_EXERCISE_: Report the count of lines where the string "Click" appears, and nothing else.

┌────────

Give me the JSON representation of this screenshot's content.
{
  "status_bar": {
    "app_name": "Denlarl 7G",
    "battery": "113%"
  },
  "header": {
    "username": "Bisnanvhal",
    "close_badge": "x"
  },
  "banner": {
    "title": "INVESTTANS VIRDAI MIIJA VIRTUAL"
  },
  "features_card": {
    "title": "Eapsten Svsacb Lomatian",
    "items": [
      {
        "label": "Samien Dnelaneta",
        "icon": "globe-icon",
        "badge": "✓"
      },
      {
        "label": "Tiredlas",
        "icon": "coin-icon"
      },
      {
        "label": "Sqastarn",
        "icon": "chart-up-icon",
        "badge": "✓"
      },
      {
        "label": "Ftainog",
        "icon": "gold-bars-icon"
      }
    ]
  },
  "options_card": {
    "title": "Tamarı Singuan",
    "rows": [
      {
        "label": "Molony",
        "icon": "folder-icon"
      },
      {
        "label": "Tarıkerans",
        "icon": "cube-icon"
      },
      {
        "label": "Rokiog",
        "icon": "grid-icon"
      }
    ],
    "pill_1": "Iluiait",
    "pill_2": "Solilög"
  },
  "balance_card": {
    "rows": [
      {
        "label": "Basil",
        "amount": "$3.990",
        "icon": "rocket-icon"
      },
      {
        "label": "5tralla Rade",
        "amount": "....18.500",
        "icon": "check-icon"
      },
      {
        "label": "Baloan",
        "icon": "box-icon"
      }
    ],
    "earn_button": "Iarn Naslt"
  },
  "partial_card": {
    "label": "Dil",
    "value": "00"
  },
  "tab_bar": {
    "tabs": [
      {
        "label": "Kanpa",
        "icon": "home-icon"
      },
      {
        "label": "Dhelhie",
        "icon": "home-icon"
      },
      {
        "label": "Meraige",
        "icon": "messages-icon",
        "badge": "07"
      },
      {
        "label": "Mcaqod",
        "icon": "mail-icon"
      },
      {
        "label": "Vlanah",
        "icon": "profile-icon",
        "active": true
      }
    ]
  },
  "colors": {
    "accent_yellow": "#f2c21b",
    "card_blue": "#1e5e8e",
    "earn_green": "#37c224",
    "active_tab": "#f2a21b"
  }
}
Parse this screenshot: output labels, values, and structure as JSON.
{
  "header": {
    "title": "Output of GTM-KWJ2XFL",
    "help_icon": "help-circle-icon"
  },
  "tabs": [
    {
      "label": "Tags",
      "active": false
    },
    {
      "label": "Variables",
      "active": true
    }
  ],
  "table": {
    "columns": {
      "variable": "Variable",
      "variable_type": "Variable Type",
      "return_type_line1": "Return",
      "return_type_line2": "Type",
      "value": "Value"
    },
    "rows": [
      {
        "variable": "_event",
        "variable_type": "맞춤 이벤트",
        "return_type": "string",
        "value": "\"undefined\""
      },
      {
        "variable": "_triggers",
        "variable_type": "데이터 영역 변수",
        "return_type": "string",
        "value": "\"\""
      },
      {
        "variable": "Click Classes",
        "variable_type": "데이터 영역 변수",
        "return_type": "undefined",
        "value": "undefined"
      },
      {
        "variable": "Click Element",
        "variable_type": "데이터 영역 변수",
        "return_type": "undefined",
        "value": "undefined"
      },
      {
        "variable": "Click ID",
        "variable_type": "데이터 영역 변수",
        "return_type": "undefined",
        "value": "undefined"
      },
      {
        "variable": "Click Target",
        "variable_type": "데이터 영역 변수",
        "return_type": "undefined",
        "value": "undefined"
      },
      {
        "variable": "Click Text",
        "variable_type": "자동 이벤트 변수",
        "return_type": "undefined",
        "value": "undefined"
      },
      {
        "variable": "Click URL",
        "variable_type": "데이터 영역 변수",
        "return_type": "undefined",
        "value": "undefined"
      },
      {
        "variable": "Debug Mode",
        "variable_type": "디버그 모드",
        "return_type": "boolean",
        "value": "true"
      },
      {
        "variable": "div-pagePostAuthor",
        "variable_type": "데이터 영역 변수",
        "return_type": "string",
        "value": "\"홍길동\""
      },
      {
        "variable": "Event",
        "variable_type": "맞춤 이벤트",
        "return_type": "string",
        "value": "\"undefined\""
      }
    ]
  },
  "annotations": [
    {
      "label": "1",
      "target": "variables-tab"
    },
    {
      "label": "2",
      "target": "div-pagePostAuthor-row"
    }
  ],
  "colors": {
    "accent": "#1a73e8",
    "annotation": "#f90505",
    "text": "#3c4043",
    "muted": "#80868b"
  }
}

└────────

_TASK ANSWER_: 6